**What you are asked to do**
Retype the whole listing below, character for character.
** START OF Record set **
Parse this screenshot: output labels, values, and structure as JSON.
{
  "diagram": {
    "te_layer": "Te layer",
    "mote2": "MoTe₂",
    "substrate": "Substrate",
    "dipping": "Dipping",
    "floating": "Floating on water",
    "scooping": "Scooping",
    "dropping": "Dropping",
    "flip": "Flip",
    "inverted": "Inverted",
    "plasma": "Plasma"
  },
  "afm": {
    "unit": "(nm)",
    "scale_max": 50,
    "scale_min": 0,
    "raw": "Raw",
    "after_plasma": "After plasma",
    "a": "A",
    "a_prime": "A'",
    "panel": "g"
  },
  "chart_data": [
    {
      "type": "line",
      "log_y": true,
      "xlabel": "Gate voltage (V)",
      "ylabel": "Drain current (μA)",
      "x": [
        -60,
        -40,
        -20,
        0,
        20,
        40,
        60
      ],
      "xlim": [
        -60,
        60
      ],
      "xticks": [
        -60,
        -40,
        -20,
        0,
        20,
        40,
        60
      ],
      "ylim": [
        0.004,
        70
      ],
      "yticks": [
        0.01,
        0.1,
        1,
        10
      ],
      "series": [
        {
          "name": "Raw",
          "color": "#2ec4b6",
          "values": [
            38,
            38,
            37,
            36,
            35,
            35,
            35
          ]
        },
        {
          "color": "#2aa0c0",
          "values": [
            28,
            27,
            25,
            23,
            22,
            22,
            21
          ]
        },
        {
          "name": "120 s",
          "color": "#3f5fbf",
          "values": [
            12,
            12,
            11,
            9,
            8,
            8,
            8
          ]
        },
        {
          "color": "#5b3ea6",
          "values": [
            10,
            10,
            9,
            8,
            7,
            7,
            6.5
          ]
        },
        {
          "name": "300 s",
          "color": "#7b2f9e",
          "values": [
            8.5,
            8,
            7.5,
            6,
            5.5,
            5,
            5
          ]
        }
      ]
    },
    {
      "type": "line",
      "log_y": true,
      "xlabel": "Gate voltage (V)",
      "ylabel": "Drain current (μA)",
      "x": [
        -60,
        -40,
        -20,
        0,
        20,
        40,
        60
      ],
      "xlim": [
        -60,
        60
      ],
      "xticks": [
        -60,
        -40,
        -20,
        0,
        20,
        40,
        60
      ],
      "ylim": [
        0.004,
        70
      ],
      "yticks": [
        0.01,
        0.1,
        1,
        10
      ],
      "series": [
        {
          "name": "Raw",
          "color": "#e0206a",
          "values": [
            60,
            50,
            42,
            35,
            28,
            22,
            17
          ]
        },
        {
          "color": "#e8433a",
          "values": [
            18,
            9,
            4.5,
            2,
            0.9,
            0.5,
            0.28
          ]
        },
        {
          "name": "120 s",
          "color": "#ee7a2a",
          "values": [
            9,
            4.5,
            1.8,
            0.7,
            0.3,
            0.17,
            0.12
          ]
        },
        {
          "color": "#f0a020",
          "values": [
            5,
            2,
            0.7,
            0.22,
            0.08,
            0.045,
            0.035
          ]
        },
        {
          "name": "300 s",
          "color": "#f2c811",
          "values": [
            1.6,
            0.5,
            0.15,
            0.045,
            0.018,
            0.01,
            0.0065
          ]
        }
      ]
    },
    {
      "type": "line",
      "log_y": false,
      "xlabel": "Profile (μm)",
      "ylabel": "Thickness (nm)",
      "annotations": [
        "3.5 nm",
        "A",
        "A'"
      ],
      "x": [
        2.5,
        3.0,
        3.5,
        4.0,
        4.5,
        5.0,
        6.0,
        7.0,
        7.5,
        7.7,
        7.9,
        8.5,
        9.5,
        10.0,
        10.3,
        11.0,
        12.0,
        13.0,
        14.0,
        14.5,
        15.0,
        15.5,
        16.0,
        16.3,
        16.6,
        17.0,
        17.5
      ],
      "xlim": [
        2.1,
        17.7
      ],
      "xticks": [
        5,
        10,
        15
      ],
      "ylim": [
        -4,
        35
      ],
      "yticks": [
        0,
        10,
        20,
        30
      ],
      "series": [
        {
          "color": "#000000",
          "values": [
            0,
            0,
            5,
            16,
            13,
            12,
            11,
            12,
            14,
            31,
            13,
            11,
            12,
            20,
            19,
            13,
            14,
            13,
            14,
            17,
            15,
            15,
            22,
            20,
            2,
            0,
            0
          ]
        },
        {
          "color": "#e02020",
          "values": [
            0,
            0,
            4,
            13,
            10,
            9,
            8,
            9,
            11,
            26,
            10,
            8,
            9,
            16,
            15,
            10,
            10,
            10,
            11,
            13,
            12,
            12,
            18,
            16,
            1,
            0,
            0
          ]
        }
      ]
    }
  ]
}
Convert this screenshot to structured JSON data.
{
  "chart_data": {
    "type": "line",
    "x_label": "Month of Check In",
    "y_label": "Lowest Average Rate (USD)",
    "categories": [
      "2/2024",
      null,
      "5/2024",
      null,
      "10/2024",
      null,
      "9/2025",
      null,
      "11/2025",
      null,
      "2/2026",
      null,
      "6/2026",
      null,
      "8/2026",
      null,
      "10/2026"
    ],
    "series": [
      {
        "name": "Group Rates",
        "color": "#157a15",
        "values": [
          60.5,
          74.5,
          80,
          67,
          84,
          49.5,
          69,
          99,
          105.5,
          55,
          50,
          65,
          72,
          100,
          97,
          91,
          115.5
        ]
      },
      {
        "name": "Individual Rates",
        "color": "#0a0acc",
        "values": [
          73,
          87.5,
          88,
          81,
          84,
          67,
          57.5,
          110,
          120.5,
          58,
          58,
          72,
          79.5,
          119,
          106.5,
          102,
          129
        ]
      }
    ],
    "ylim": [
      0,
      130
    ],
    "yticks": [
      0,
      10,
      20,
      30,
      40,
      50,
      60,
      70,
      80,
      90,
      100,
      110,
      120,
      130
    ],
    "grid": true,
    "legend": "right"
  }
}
** END OF Record set **
**Answer below**
Parse this screenshot: output labels, values, and structure as JSON.
{
  "diagram": {
    "te_layer": "Te layer",
    "mote2": "MoTe₂",
    "substrate": "Substrate",
    "dipping": "Dipping",
    "floating": "Floating on water",
    "scooping": "Scooping",
    "dropping": "Dropping",
    "flip": "Flip",
    "inverted": "Inverted",
    "plasma": "Plasma"
  },
  "afm": {
    "unit": "(nm)",
    "scale_max": 50,
    "scale_min": 0,
    "raw": "Raw",
    "after_plasma": "After plasma",
    "a": "A",
    "a_prime": "A'",
    "panel": "g"
  },
  "chart_data": [
    {
      "type": "line",
      "log_y": true,
      "xlabel": "Gate voltage (V)",
      "ylabel": "Drain current (μA)",
      "x": [
        -60,
        -40,
        -20,
        0,
        20,
        40,
        60
      ],
      "xlim": [
        -60,
        60
      ],
      "xticks": [
        -60,
        -40,
        -20,
        0,
        20,
        40,
        60
      ],
      "ylim": [
        0.004,
        70
      ],
      "yticks": [
        0.01,
        0.1,
        1,
        10
      ],
      "series": [
        {
          "name": "Raw",
          "color": "#2ec4b6",
          "values": [
            38,
            38,
            37,
            36,
            35,
            35,
            35
          ]
        },
        {
          "color": "#2aa0c0",
          "values": [
            28,
            27,
            25,
            23,
            22,
            22,
            21
          ]
        },
        {
          "name": "120 s",
          "color": "#3f5fbf",
          "values": [
            12,
            12,
            11,
            9,
            8,
            8,
            8
          ]
        },
        {
          "color": "#5b3ea6",
          "values": [
            10,
            10,
            9,
            8,
            7,
            7,
            6.5
          ]
        },
        {
          "name": "300 s",
          "color": "#7b2f9e",
          "values": [
            8.5,
            8,
            7.5,
            6,
            5.5,
            5,
            5
          ]
        }
      ]
    },
    {
      "type": "line",
      "log_y": true,
      "xlabel": "Gate voltage (V)",
      "ylabel": "Drain current (μA)",
      "x": [
        -60,
        -40,
        -20,
        0,
        20,
        40,
        60
      ],
      "xlim": [
        -60,
        60
      ],
      "xticks": [
        -60,
        -40,
        -20,
        0,
        20,
        40,
        60
      ],
      "ylim": [
        0.004,
        70
      ],
      "yticks": [
        0.01,
        0.1,
        1,
        10
      ],
      "series": [
        {
          "name": "Raw",
          "color": "#e0206a",
          "values": [
            60,
            50,
            42,
            35,
            28,
            22,
            17
          ]
        },
        {
          "color": "#e8433a",
          "values": [
            18,
            9,
            4.5,
            2,
            0.9,
            0.5,
            0.28
          ]
        },
        {
          "name": "120 s",
          "color": "#ee7a2a",
          "values": [
            9,
            4.5,
            1.8,
            0.7,
            0.3,
            0.17,
            0.12
          ]
        },
        {
          "color": "#f0a020",
          "values": [
            5,
            2,
            0.7,
            0.22,
            0.08,
            0.045,
            0.035
          ]
        },
        {
          "name": "300 s",
          "color": "#f2c811",
          "values": [
            1.6,
            0.5,
            0.15,
            0.045,
            0.018,
            0.01,
            0.0065
          ]
        }
      ]
    },
    {
      "type": "line",
      "log_y": false,
      "xlabel": "Profile (μm)",
      "ylabel": "Thickness (nm)",
      "annotations": [
        "3.5 nm",
        "A",
        "A'"
      ],
      "x": [
        2.5,
        3.0,
        3.5,
        4.0,
        4.5,
        5.0,
        6.0,
        7.0,
        7.5,
        7.7,
        7.9,
        8.5,
        9.5,
        10.0,
        10.3,
        11.0,
        12.0,
        13.0,
        14.0,
        14.5,
        15.0,
        15.5,
        16.0,
        16.3,
        16.6,
        17.0,
        17.5
      ],
      "xlim": [
        2.1,
        17.7
      ],
      "xticks": [
        5,
        10,
        15
      ],
      "ylim": [
        -4,
        35
      ],
      "yticks": [
        0,
        10,
        20,
        30
      ],
      "series": [
        {
          "color": "#000000",
          "values": [
            0,
            0,
            5,
            16,
            13,
            12,
            11,
            12,
            14,
            31,
            13,
            11,
            12,
            20,
            19,
            13,
            14,
            13,
            14,
            17,
            15,
            15,
            22,
            20,
            2,
            0,
            0
          ]
        },
        {
          "color": "#e02020",
          "values": [
            0,
            0,
            4,
            13,
            10,
            9,
            8,
            9,
            11,
            26,
            10,
            8,
            9,
            16,
            15,
            10,
            10,
            10,
            11,
            13,
            12,
            12,
            18,
            16,
            1,
            0,
            0
          ]
        }
      ]
    }
  ]
}
Convert this screenshot to structured JSON data.
{
  "chart_data": {
    "type": "line",
    "x_label": "Month of Check In",
    "y_label": "Lowest Average Rate (USD)",
    "categories": [
      "2/2024",
      null,
      "5/2024",
      null,
      "10/2024",
      null,
      "9/2025",
      null,
      "11/2025",
      null,
      "2/2026",
      null,
      "6/2026",
      null,
      "8/2026",
      null,
      "10/2026"
    ],
    "series": [
      {
        "name": "Group Rates",
        "color": "#157a15",
        "values": [
          60.5,
          74.5,
          80,
          67,
          84,
          49.5,
          69,
          99,
          105.5,
          55,
          50,
          65,
          72,
          100,
          97,
          91,
          115.5
        ]
      },
      {
        "name": "Individual Rates",
        "color": "#0a0acc",
        "values": [
          73,
          87.5,
          88,
          81,
          84,
          67,
          57.5,
          110,
          120.5,
          58,
          58,
          72,
          79.5,
          119,
          106.5,
          102,
          129
        ]
      }
    ],
    "ylim": [
      0,
      130
    ],
    "yticks": [
      0,
      10,
      20,
      30,
      40,
      50,
      60,
      70,
      80,
      90,
      100,
      110,
      120,
      130
    ],
    "grid": true,
    "legend": "right"
  }
}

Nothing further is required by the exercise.